◆ EXTRACTED ENTRIES ◆
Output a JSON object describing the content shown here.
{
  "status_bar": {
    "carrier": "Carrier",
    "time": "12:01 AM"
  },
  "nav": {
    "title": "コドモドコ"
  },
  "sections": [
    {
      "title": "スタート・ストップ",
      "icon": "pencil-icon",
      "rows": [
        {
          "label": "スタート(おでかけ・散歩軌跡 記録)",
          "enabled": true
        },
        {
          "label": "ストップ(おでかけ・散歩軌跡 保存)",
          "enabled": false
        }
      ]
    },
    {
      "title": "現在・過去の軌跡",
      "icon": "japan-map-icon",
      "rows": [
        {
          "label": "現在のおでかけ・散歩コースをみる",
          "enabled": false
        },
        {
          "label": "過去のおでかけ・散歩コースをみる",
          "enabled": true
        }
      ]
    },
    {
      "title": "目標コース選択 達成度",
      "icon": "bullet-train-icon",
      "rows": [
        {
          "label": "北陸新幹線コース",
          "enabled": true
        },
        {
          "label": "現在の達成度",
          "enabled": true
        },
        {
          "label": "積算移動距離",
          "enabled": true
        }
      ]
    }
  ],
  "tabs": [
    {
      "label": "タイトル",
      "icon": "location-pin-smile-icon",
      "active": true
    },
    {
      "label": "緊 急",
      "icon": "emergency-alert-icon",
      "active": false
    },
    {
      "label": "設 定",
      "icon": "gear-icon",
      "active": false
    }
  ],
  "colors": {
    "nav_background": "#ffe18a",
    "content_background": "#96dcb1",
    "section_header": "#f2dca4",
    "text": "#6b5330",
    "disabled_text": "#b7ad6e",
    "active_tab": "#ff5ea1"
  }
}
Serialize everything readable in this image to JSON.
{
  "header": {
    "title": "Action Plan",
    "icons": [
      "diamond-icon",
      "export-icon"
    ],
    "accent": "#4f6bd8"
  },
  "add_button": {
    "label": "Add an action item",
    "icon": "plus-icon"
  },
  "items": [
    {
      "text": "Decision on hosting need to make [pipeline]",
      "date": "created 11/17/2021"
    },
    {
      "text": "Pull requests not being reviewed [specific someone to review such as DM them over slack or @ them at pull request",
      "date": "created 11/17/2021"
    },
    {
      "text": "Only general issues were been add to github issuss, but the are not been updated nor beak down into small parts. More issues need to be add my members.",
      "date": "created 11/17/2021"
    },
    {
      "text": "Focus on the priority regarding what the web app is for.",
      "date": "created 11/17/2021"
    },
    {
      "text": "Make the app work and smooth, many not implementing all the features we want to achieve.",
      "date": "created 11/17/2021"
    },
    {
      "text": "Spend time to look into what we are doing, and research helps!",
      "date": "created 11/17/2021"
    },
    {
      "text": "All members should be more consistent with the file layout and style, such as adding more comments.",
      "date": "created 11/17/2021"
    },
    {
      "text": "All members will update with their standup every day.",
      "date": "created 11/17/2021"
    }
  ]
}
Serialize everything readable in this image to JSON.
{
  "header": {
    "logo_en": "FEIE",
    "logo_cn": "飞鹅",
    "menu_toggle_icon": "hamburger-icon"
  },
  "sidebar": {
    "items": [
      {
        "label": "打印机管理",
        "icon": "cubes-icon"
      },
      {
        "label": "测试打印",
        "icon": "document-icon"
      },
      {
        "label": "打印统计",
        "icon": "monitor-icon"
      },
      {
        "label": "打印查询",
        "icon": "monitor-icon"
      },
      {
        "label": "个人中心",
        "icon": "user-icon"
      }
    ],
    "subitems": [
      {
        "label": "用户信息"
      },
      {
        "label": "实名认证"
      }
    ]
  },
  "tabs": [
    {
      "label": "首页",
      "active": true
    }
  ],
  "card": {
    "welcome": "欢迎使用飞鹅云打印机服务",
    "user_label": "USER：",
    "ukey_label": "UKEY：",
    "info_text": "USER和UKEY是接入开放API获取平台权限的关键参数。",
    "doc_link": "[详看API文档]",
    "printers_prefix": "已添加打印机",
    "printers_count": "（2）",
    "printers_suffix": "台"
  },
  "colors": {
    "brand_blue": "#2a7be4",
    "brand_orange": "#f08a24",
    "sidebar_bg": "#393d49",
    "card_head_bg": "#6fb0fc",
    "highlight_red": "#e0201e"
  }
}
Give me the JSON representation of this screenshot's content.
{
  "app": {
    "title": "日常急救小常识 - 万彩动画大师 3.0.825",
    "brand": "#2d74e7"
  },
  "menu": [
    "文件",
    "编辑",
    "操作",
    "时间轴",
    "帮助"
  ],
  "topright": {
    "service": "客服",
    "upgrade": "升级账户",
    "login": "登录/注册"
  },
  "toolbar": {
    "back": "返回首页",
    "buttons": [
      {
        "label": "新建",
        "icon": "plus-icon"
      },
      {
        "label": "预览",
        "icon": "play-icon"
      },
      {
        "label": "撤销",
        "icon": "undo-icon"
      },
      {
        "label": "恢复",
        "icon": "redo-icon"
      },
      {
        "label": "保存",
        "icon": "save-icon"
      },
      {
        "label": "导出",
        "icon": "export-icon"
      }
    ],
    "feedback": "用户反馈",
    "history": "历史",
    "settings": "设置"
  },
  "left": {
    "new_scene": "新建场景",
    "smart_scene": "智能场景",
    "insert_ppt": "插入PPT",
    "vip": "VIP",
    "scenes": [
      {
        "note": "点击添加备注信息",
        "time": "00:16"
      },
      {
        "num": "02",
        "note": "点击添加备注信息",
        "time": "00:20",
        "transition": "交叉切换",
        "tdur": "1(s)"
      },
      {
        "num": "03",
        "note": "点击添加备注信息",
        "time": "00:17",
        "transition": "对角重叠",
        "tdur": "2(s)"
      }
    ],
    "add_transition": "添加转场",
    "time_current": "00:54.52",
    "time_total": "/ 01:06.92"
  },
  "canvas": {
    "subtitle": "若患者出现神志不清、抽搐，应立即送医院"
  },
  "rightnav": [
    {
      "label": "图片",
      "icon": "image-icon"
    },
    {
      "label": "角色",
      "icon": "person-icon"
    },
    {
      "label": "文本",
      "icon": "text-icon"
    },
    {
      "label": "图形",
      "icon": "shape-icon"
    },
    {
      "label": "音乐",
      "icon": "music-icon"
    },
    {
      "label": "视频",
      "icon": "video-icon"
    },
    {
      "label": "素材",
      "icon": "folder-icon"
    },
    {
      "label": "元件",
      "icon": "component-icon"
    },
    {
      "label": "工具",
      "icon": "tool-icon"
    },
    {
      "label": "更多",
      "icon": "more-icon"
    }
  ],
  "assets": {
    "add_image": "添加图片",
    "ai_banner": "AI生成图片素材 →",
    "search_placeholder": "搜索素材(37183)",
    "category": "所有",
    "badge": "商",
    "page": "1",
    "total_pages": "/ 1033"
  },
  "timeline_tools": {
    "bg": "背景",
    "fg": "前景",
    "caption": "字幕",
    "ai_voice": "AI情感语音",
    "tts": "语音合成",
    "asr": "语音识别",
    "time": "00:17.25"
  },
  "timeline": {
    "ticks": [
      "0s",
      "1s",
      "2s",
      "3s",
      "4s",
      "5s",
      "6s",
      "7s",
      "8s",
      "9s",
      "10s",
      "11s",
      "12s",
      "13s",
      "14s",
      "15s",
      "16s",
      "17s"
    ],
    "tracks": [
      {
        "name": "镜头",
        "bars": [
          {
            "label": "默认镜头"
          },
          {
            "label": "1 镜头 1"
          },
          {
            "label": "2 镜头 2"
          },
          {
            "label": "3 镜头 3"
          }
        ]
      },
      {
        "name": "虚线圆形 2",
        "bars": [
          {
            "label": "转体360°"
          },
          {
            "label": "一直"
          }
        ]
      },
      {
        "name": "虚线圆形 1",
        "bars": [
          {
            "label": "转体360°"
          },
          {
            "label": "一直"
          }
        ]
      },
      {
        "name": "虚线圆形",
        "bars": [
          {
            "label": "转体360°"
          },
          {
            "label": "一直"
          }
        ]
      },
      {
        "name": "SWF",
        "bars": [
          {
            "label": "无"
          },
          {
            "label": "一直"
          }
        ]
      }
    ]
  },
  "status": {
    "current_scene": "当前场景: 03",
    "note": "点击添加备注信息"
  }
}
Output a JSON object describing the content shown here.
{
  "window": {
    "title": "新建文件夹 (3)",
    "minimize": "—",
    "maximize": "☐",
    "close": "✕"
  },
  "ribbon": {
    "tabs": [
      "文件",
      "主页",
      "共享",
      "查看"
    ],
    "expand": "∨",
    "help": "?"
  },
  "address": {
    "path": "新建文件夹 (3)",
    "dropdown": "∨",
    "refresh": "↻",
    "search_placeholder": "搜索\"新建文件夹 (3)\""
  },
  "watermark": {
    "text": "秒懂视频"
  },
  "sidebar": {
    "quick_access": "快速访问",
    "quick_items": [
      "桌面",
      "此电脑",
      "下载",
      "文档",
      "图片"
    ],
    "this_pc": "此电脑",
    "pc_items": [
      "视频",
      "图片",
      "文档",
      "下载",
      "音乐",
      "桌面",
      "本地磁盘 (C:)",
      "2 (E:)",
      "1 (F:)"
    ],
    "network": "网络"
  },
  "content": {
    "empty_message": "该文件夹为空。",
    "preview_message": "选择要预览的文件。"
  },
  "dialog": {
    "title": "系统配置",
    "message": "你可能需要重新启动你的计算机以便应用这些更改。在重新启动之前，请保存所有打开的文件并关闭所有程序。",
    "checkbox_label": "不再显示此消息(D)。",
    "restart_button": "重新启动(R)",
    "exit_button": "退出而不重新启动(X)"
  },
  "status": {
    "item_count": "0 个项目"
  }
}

◆ WHAT NEEDS TO BE DONE ◆
Copy out the lines in which the string "散歩軌跡" appears.

◆ EXERCISE OUTPUT ◆
          "label": "スタート(おでかけ・散歩軌跡 記録)",
          "label": "ストップ(おでかけ・散歩軌跡 保存)",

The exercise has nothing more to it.